▶ [Article]:
****

The sinking of the Komsomolets submarine off Norway in 1989 resulted in several in-situ investigations of the submarine and surrounding area by Russian research institutions and scientists. In order to effectively carry out these studies (see Table 2.5), equipment, instrumentation, and sensors have been developed by Russia's Central Design Bureau for Marine Engineering (RUBIN) to enable researchers to assess the contamination effects from the nuclear reactor and nuclear missiles. For example, two small ROVs were developed by Intershelf for deployment from the Mir submersibles to allow closer inspection of the submarine. These neutrally buoyant ROVs have a depth capability of 6,000 m, two TV cameras, and a radiometer.
Komsomolets Submarine Investigations
Because of absorption of alpha and beta emissions by almost any intervening material (seawater, hull, etc.), radiation measurements from seabed sources or sunken vehicles is almost exclusively monitored by the use of gamma spectrometry. In response to the Komsomolets submarine's sinking on April 7, 1989, the Russian Research Center's Kurchatov Institute developed several versions of a gamma spectrometer deployed or used from the Mir submersibles (Nejdanov 1993). Basically, gamma rays emit between 0 and 3 Mev (mega electron volts) in the spectrum, and the point in the spectrum where a peak occurs directly identifies the isotope (in this case, Cs-137) causing the radiation.

****

(Collected data)

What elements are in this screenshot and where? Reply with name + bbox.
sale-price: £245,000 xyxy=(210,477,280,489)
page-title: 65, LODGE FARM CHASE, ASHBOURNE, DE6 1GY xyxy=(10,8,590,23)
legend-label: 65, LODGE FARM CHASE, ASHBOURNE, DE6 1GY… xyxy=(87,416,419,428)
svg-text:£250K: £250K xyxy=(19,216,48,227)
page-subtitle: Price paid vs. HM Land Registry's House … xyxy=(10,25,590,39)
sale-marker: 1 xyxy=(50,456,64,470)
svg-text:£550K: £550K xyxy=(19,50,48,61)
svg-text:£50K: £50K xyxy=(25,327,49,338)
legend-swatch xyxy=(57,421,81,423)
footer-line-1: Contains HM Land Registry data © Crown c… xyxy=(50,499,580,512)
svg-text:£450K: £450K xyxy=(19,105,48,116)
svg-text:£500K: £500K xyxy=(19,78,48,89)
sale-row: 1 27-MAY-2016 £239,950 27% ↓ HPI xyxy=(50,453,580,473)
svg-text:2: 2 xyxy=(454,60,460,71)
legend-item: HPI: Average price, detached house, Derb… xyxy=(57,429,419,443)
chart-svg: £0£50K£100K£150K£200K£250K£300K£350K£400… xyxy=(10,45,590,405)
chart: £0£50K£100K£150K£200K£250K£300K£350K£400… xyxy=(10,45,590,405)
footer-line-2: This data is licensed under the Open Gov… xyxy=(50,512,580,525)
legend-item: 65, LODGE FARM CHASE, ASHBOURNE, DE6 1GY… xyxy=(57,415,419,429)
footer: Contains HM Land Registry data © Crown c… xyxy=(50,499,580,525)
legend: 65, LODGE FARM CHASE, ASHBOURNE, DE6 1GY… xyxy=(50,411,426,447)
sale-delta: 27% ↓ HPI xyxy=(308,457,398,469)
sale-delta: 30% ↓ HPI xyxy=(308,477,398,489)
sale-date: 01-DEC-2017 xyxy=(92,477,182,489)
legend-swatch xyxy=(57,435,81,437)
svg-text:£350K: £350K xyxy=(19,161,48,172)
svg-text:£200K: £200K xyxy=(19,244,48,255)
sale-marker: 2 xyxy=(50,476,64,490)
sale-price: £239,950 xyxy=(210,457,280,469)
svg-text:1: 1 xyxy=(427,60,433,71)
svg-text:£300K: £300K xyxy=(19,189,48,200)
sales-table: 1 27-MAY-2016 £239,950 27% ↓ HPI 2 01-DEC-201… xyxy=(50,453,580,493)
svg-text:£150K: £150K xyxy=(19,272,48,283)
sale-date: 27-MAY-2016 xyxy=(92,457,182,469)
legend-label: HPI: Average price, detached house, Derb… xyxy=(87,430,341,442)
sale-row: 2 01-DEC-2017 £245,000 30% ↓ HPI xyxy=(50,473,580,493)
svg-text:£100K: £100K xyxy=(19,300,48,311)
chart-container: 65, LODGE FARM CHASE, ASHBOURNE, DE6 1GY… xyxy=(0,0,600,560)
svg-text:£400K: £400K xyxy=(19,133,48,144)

****

▶ [Stated exercise]:
How would you translate this sentence from the Komsomolets submarine article into Spanish: "These neutrally buoyant ROVs have a depth capability of 6,000 m, two TV cameras, and a radiometer."?

▶ [Answer for this exercise]:
Estos ROV de flotabilidad neutra tienen una capacidad de profundidad de 6000 m, dos cámaras de televisión y un radiómetro.